** Problem description **
How many lines in the records below hold the string "také"? Answer with the number alone.

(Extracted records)
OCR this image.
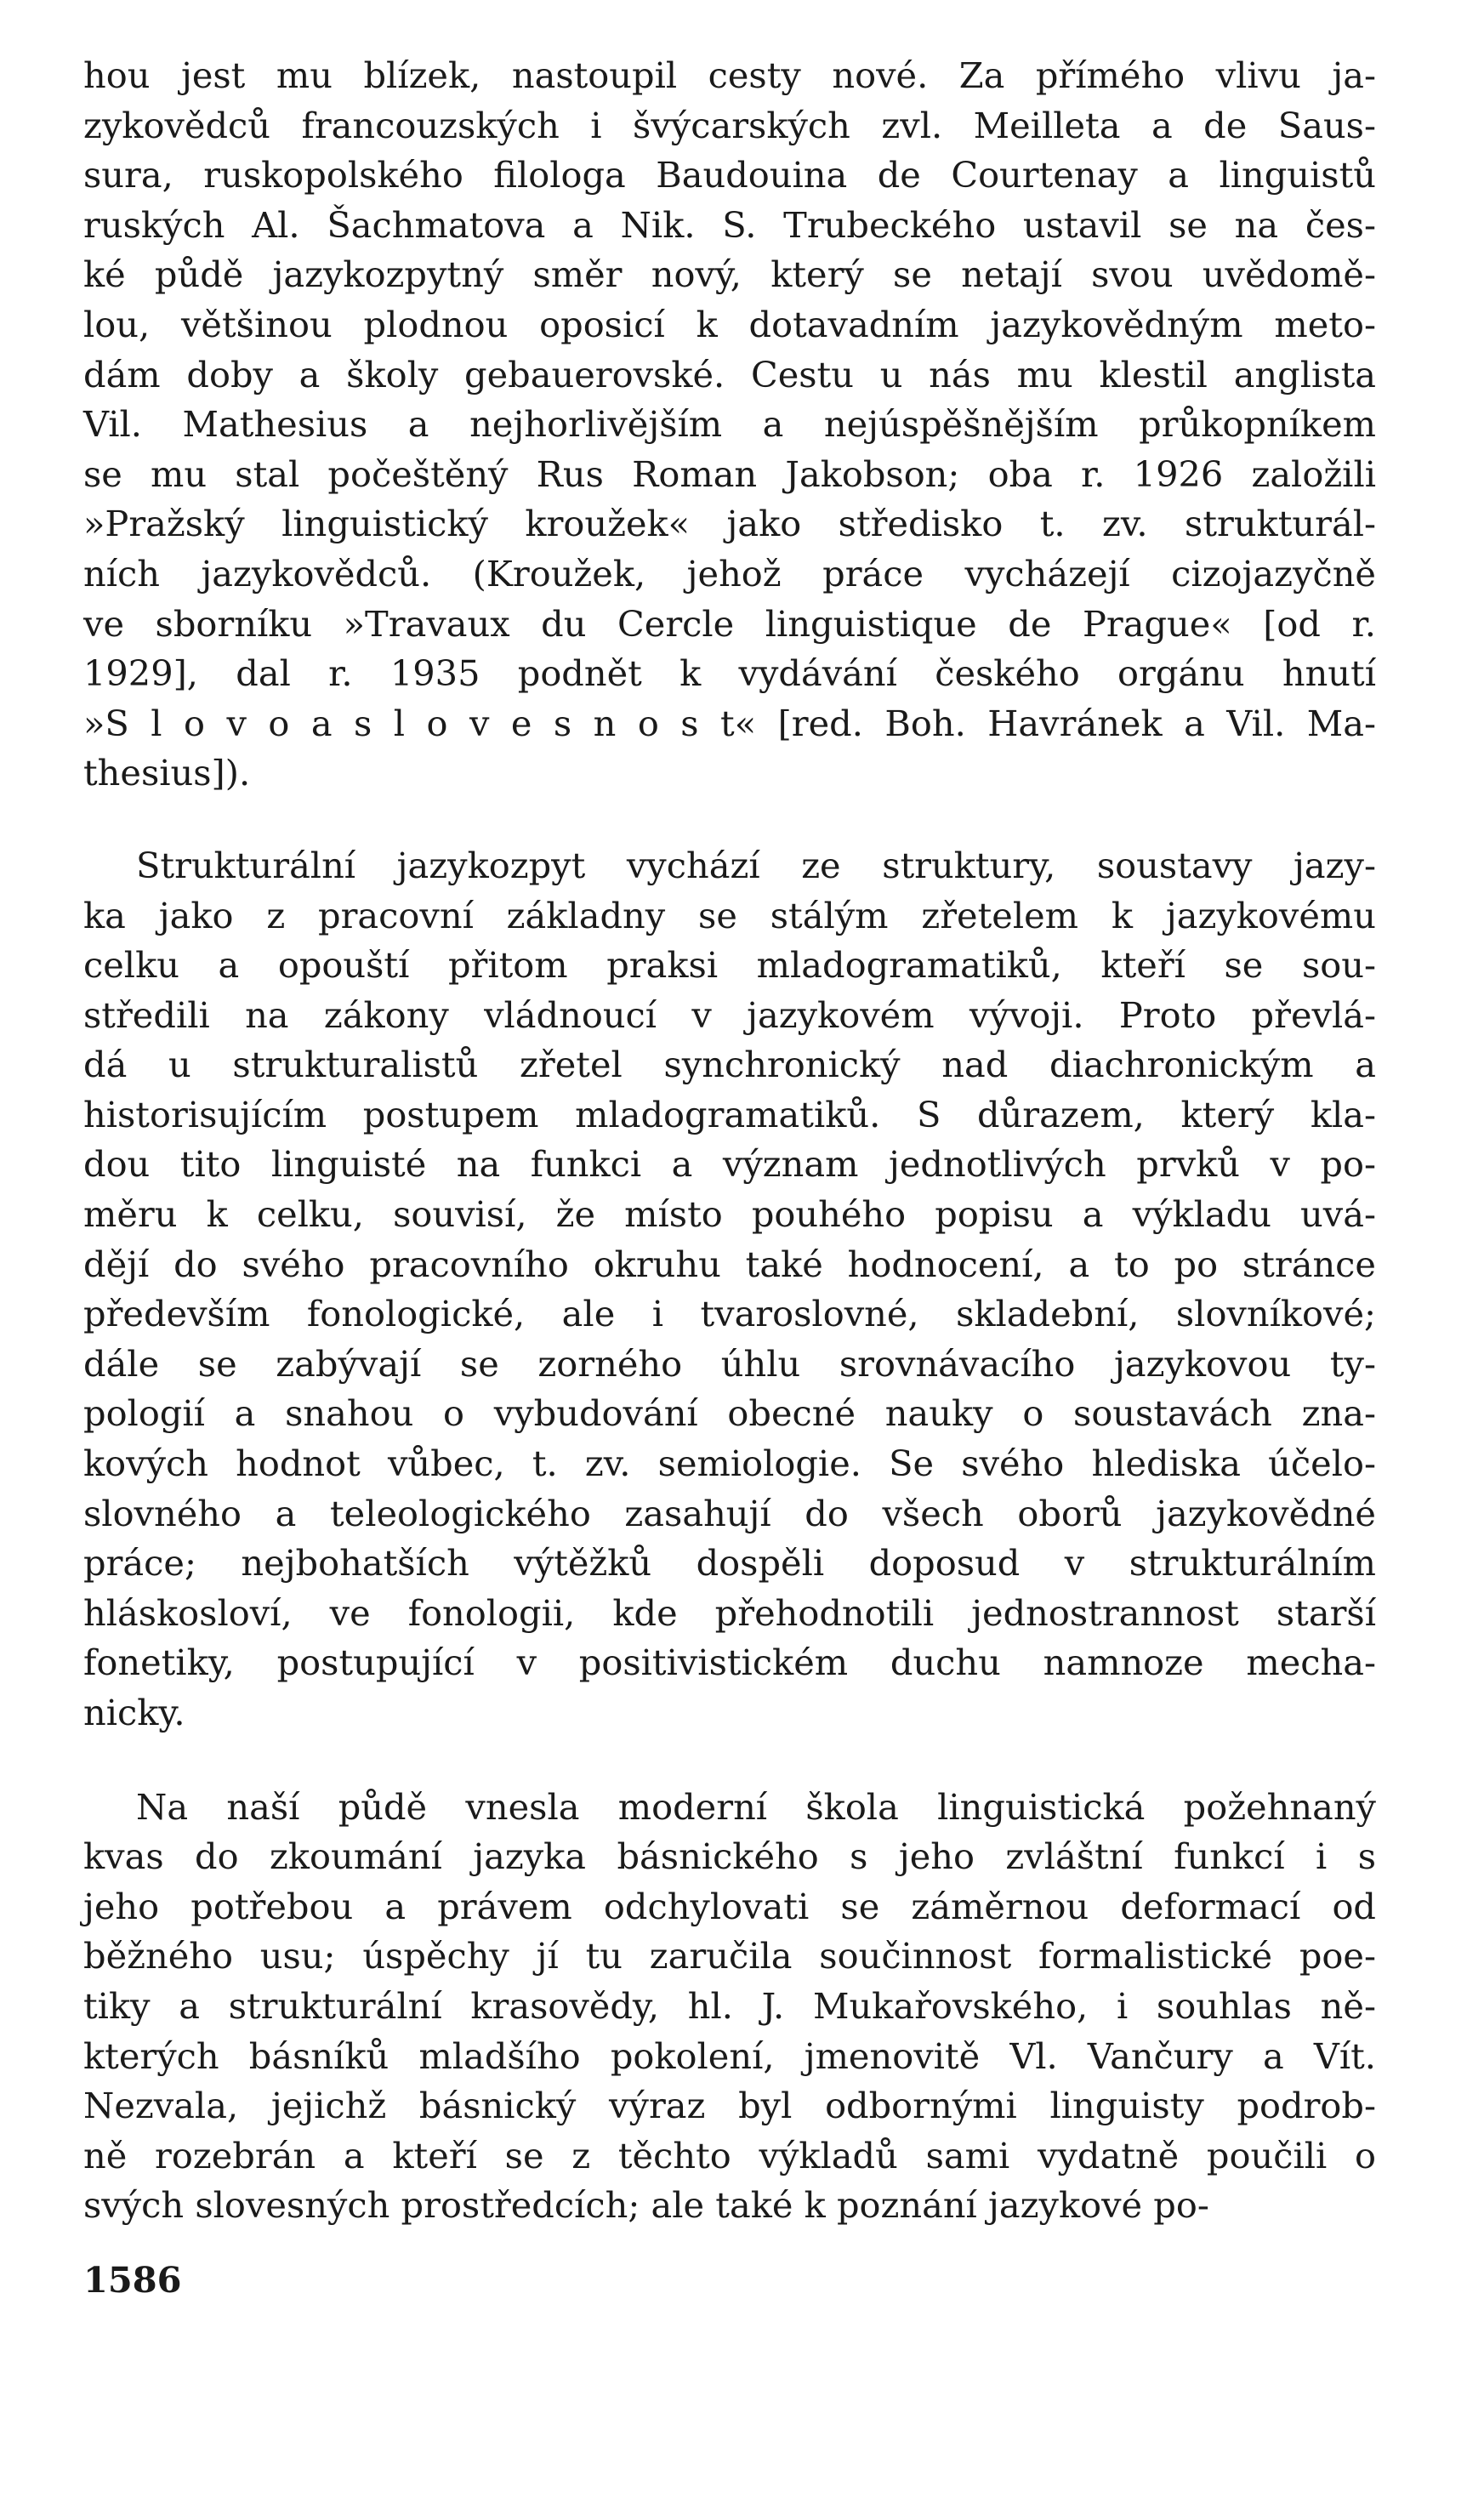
hou jest mu blízek, nastoupil cesty nové. Za přímého vlivu ja-
zykovědců francouzských i švýcarských zvl. Meilleta a de Saus-
sura, ruskopolského filologa Baudouina de Courtenay a linguistů
ruských Al. Šachmatova a Nik. S. Trubeckého ustavil se na čes-
ké půdě jazykozpytný směr nový, který se netají svou uvědomě-
lou, většinou plodnou oposicí k dotavadním jazykovědným meto-
dám doby a školy gebauerovské. Cestu u nás mu klestil anglista
Vil. Mathesius a nejhorlivějším a nejúspěšnějším průkopníkem
se mu stal počeštěný Rus Roman Jakobson; oba r. 1926 založili
»Pražský linguistický kroužek« jako středisko t. zv. strukturál-
ních jazykovědců. (Kroužek, jehož práce vycházejí cizojazyčně
ve sborníku »Travaux du Cercle linguistique de Prague« [od r.
1929], dal r. 1935 podnět k vydávání českého orgánu hnutí
»S l o v o a s l o v e s n o s t« [red. Boh. Havránek a Vil. Ma-
thesius]).
Strukturální jazykozpyt vychází ze struktury, soustavy jazy-
ka jako z pracovní základny se stálým zřetelem k jazykovému
celku a opouští přitom praksi mladogramatiků, kteří se sou-
středili na zákony vládnoucí v jazykovém vývoji. Proto převlá-
dá u strukturalistů zřetel synchronický nad diachronickým a
historisujícím postupem mladogramatiků. S důrazem, který kla-
dou tito linguisté na funkci a význam jednotlivých prvků v po-
měru k celku, souvisí, že místo pouhého popisu a výkladu uvá-
dějí do svého pracovního okruhu také hodnocení, a to po stránce
především fonologické, ale i tvaroslovné, skladební, slovníkové;
dále se zabývají se zorného úhlu srovnávacího jazykovou ty-
pologií a snahou o vybudování obecné nauky o soustavách zna-
kových hodnot vůbec, t. zv. semiologie. Se svého hlediska účelo-
slovného a teleologického zasahují do všech oborů jazykovědné
práce; nejbohatších výtěžků dospěli doposud v strukturálním
hláskosloví, ve fonologii, kde přehodnotili jednostrannost starší
fonetiky, postupující v positivistickém duchu namnoze mecha-
nicky.
Na naší půdě vnesla moderní škola linguistická požehnaný
kvas do zkoumání jazyka básnického s jeho zvláštní funkcí i s
jeho potřebou a právem odchylovati se záměrnou deformací od
běžného usu; úspěchy jí tu zaručila součinnost formalistické poe-
tiky a strukturální krasovědy, hl. J. Mukařovského, i souhlas ně-
kterých básníků mladšího pokolení, jmenovitě Vl. Vančury a Vít.
Nezvala, jejichž básnický výraz byl odbornými linguisty podrob-
ně rozebrán a kteří se z těchto výkladů sami vydatně poučili o
svých slovesných prostředcích; ale také k poznání jazykové po-
1586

** Output below **
2